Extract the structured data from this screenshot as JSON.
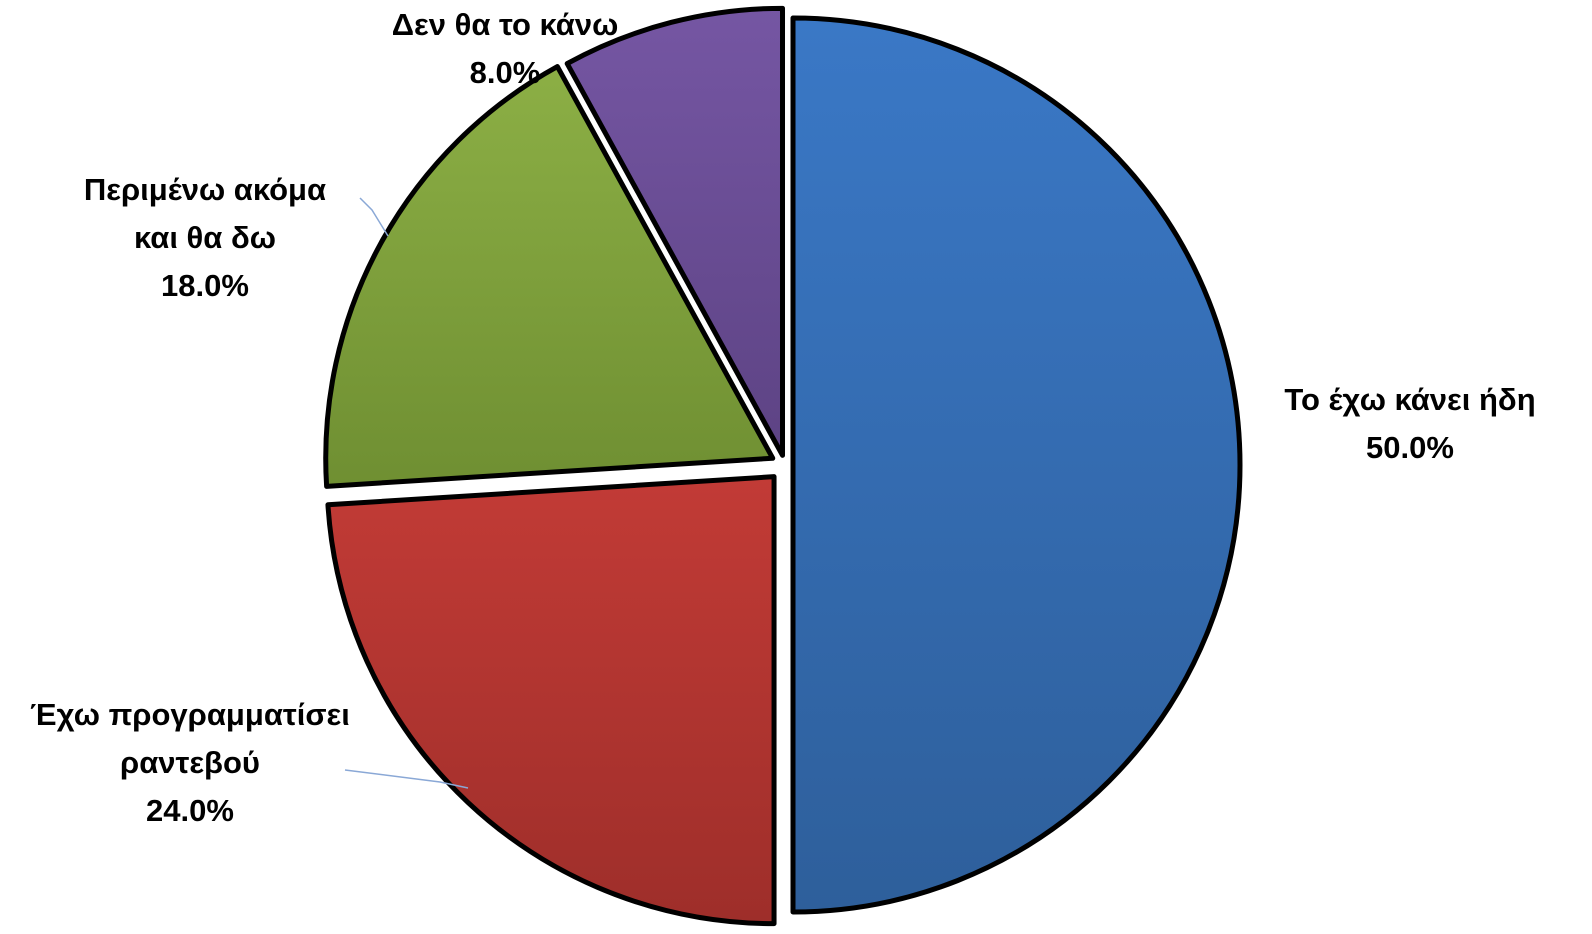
{
  "chart_data": {
    "type": "pie",
    "categories": [
      "Το έχω κάνει ήδη",
      "Έχω προγραμματίσει ραντεβού",
      "Περιμένω ακόμα και θα δω",
      "Δεν θα το κάνω"
    ],
    "values": [
      50.0,
      24.0,
      18.0,
      8.0
    ],
    "value_labels": [
      "50.0%",
      "24.0%",
      "18.0%",
      "8.0%"
    ],
    "label_lines": [
      [
        "Το έχω κάνει ήδη",
        "50.0%"
      ],
      [
        "Έχω προγραμματίσει",
        "ραντεβού",
        "24.0%"
      ],
      [
        "Περιμένω ακόμα",
        "και θα δω",
        "18.0%"
      ],
      [
        "Δεν θα το κάνω",
        "8.0%"
      ]
    ],
    "colors": [
      "#3a78c6",
      "#c23b36",
      "#8caf45",
      "#7556a3"
    ],
    "dark_colors": [
      "#2e5f9b",
      "#9e2e2a",
      "#6f8f32",
      "#5d4384"
    ],
    "start_angle": "12 o'clock",
    "direction": "clockwise",
    "exploded": true,
    "legend": "none",
    "title": ""
  }
}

* * * * * * * * *

DIRECTIONS
Pick out all the lines with the word "Περιμένω" in them and copy them.

SOLVED PROBLEM
      "Περιμένω ακόμα και θα δω",
        "Περιμένω ακόμα",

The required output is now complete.